## What to work on:
Print, exactly and completely, every entry in the data.

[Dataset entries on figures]
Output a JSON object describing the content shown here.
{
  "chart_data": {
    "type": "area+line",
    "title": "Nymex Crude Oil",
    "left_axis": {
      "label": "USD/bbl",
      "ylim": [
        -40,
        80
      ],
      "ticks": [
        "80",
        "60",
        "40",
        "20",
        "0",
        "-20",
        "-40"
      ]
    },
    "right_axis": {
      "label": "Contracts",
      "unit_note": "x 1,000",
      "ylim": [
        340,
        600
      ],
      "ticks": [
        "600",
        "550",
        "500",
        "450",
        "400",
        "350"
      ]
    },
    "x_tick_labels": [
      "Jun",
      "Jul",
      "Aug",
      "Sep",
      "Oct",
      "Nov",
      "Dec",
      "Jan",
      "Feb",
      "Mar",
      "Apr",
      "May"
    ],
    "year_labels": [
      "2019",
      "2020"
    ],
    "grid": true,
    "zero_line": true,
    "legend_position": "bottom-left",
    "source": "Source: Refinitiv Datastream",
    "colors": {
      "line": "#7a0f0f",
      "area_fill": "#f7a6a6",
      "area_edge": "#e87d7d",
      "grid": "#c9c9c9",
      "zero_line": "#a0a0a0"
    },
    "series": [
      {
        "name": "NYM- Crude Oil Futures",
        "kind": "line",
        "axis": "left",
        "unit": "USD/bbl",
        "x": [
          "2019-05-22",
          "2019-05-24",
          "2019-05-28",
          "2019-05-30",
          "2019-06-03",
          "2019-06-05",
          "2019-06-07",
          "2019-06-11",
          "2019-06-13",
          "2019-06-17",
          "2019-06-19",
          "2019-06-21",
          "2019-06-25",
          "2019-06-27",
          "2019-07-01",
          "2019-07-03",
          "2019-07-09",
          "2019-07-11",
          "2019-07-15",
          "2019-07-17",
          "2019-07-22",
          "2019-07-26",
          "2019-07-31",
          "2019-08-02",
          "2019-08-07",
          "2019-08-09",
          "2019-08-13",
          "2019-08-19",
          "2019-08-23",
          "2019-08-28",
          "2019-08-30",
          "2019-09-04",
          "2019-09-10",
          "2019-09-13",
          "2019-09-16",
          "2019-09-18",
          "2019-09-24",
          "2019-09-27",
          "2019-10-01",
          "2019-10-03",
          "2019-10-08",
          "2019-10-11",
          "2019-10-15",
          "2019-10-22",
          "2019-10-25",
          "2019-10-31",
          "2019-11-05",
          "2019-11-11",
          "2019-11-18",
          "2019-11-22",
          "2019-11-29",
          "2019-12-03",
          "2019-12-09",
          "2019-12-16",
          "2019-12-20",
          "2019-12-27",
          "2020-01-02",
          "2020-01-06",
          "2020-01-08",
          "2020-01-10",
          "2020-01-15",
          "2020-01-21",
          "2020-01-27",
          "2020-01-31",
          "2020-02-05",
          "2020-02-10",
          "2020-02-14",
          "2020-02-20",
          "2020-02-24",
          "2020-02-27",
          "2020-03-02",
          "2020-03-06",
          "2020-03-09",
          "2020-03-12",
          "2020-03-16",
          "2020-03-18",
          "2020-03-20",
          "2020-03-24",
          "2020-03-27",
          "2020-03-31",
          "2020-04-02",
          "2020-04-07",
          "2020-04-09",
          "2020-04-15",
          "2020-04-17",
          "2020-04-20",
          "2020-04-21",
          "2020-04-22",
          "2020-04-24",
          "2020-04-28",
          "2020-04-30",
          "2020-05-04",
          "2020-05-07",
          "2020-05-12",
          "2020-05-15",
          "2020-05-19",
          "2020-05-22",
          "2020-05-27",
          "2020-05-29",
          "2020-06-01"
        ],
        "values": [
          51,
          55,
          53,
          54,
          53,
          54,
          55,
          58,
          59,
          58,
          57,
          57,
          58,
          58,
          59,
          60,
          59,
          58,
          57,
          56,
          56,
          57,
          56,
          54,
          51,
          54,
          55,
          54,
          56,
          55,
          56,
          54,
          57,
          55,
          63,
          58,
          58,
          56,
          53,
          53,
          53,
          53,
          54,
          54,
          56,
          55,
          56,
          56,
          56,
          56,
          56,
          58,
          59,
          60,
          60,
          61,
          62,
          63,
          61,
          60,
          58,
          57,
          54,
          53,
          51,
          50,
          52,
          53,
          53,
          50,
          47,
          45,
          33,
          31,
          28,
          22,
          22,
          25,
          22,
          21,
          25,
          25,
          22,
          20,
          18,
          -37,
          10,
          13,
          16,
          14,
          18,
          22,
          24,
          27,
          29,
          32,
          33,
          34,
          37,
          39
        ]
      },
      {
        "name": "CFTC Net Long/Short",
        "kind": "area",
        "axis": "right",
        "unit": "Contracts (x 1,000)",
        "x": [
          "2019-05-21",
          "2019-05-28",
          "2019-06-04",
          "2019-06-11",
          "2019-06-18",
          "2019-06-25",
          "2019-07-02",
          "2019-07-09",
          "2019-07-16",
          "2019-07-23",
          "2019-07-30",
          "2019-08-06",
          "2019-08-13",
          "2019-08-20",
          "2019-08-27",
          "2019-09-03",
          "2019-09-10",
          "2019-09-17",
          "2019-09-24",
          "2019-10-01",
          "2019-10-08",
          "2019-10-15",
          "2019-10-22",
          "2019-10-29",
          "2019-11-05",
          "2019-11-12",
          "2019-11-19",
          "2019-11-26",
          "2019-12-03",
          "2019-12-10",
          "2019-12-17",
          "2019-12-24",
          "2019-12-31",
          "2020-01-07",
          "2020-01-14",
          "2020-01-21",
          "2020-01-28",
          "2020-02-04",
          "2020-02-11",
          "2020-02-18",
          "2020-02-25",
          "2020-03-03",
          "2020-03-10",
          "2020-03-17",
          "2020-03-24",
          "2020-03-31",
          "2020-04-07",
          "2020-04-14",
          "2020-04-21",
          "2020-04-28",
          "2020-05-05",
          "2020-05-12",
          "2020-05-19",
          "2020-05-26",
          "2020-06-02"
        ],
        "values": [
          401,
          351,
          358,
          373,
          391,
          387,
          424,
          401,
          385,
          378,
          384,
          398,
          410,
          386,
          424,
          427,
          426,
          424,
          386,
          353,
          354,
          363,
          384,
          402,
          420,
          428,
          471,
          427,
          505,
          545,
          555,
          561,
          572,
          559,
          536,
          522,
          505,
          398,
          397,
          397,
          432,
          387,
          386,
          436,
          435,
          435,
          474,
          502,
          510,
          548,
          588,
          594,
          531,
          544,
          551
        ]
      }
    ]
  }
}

## Worked answer:
Output a JSON object describing the content shown here.
{
  "chart_data": {
    "type": "area+line",
    "title": "Nymex Crude Oil",
    "left_axis": {
      "label": "USD/bbl",
      "ylim": [
        -40,
        80
      ],
      "ticks": [
        "80",
        "60",
        "40",
        "20",
        "0",
        "-20",
        "-40"
      ]
    },
    "right_axis": {
      "label": "Contracts",
      "unit_note": "x 1,000",
      "ylim": [
        340,
        600
      ],
      "ticks": [
        "600",
        "550",
        "500",
        "450",
        "400",
        "350"
      ]
    },
    "x_tick_labels": [
      "Jun",
      "Jul",
      "Aug",
      "Sep",
      "Oct",
      "Nov",
      "Dec",
      "Jan",
      "Feb",
      "Mar",
      "Apr",
      "May"
    ],
    "year_labels": [
      "2019",
      "2020"
    ],
    "grid": true,
    "zero_line": true,
    "legend_position": "bottom-left",
    "source": "Source: Refinitiv Datastream",
    "colors": {
      "line": "#7a0f0f",
      "area_fill": "#f7a6a6",
      "area_edge": "#e87d7d",
      "grid": "#c9c9c9",
      "zero_line": "#a0a0a0"
    },
    "series": [
      {
        "name": "NYM- Crude Oil Futures",
        "kind": "line",
        "axis": "left",
        "unit": "USD/bbl",
        "x": [
          "2019-05-22",
          "2019-05-24",
          "2019-05-28",
          "2019-05-30",
          "2019-06-03",
          "2019-06-05",
          "2019-06-07",
          "2019-06-11",
          "2019-06-13",
          "2019-06-17",
          "2019-06-19",
          "2019-06-21",
          "2019-06-25",
          "2019-06-27",
          "2019-07-01",
          "2019-07-03",
          "2019-07-09",
          "2019-07-11",
          "2019-07-15",
          "2019-07-17",
          "2019-07-22",
          "2019-07-26",
          "2019-07-31",
          "2019-08-02",
          "2019-08-07",
          "2019-08-09",
          "2019-08-13",
          "2019-08-19",
          "2019-08-23",
          "2019-08-28",
          "2019-08-30",
          "2019-09-04",
          "2019-09-10",
          "2019-09-13",
          "2019-09-16",
          "2019-09-18",
          "2019-09-24",
          "2019-09-27",
          "2019-10-01",
          "2019-10-03",
          "2019-10-08",
          "2019-10-11",
          "2019-10-15",
          "2019-10-22",
          "2019-10-25",
          "2019-10-31",
          "2019-11-05",
          "2019-11-11",
          "2019-11-18",
          "2019-11-22",
          "2019-11-29",
          "2019-12-03",
          "2019-12-09",
          "2019-12-16",
          "2019-12-20",
          "2019-12-27",
          "2020-01-02",
          "2020-01-06",
          "2020-01-08",
          "2020-01-10",
          "2020-01-15",
          "2020-01-21",
          "2020-01-27",
          "2020-01-31",
          "2020-02-05",
          "2020-02-10",
          "2020-02-14",
          "2020-02-20",
          "2020-02-24",
          "2020-02-27",
          "2020-03-02",
          "2020-03-06",
          "2020-03-09",
          "2020-03-12",
          "2020-03-16",
          "2020-03-18",
          "2020-03-20",
          "2020-03-24",
          "2020-03-27",
          "2020-03-31",
          "2020-04-02",
          "2020-04-07",
          "2020-04-09",
          "2020-04-15",
          "2020-04-17",
          "2020-04-20",
          "2020-04-21",
          "2020-04-22",
          "2020-04-24",
          "2020-04-28",
          "2020-04-30",
          "2020-05-04",
          "2020-05-07",
          "2020-05-12",
          "2020-05-15",
          "2020-05-19",
          "2020-05-22",
          "2020-05-27",
          "2020-05-29",
          "2020-06-01"
        ],
        "values": [
          51,
          55,
          53,
          54,
          53,
          54,
          55,
          58,
          59,
          58,
          57,
          57,
          58,
          58,
          59,
          60,
          59,
          58,
          57,
          56,
          56,
          57,
          56,
          54,
          51,
          54,
          55,
          54,
          56,
          55,
          56,
          54,
          57,
          55,
          63,
          58,
          58,
          56,
          53,
          53,
          53,
          53,
          54,
          54,
          56,
          55,
          56,
          56,
          56,
          56,
          56,
          58,
          59,
          60,
          60,
          61,
          62,
          63,
          61,
          60,
          58,
          57,
          54,
          53,
          51,
          50,
          52,
          53,
          53,
          50,
          47,
          45,
          33,
          31,
          28,
          22,
          22,
          25,
          22,
          21,
          25,
          25,
          22,
          20,
          18,
          -37,
          10,
          13,
          16,
          14,
          18,
          22,
          24,
          27,
          29,
          32,
          33,
          34,
          37,
          39
        ]
      },
      {
        "name": "CFTC Net Long/Short",
        "kind": "area",
        "axis": "right",
        "unit": "Contracts (x 1,000)",
        "x": [
          "2019-05-21",
          "2019-05-28",
          "2019-06-04",
          "2019-06-11",
          "2019-06-18",
          "2019-06-25",
          "2019-07-02",
          "2019-07-09",
          "2019-07-16",
          "2019-07-23",
          "2019-07-30",
          "2019-08-06",
          "2019-08-13",
          "2019-08-20",
          "2019-08-27",
          "2019-09-03",
          "2019-09-10",
          "2019-09-17",
          "2019-09-24",
          "2019-10-01",
          "2019-10-08",
          "2019-10-15",
          "2019-10-22",
          "2019-10-29",
          "2019-11-05",
          "2019-11-12",
          "2019-11-19",
          "2019-11-26",
          "2019-12-03",
          "2019-12-10",
          "2019-12-17",
          "2019-12-24",
          "2019-12-31",
          "2020-01-07",
          "2020-01-14",
          "2020-01-21",
          "2020-01-28",
          "2020-02-04",
          "2020-02-11",
          "2020-02-18",
          "2020-02-25",
          "2020-03-03",
          "2020-03-10",
          "2020-03-17",
          "2020-03-24",
          "2020-03-31",
          "2020-04-07",
          "2020-04-14",
          "2020-04-21",
          "2020-04-28",
          "2020-05-05",
          "2020-05-12",
          "2020-05-19",
          "2020-05-26",
          "2020-06-02"
        ],
        "values": [
          401,
          351,
          358,
          373,
          391,
          387,
          424,
          401,
          385,
          378,
          384,
          398,
          410,
          386,
          424,
          427,
          426,
          424,
          386,
          353,
          354,
          363,
          384,
          402,
          420,
          428,
          471,
          427,
          505,
          545,
          555,
          561,
          572,
          559,
          536,
          522,
          505,
          398,
          397,
          397,
          432,
          387,
          386,
          436,
          435,
          435,
          474,
          502,
          510,
          548,
          588,
          594,
          531,
          544,
          551
        ]
      }
    ]
  }
}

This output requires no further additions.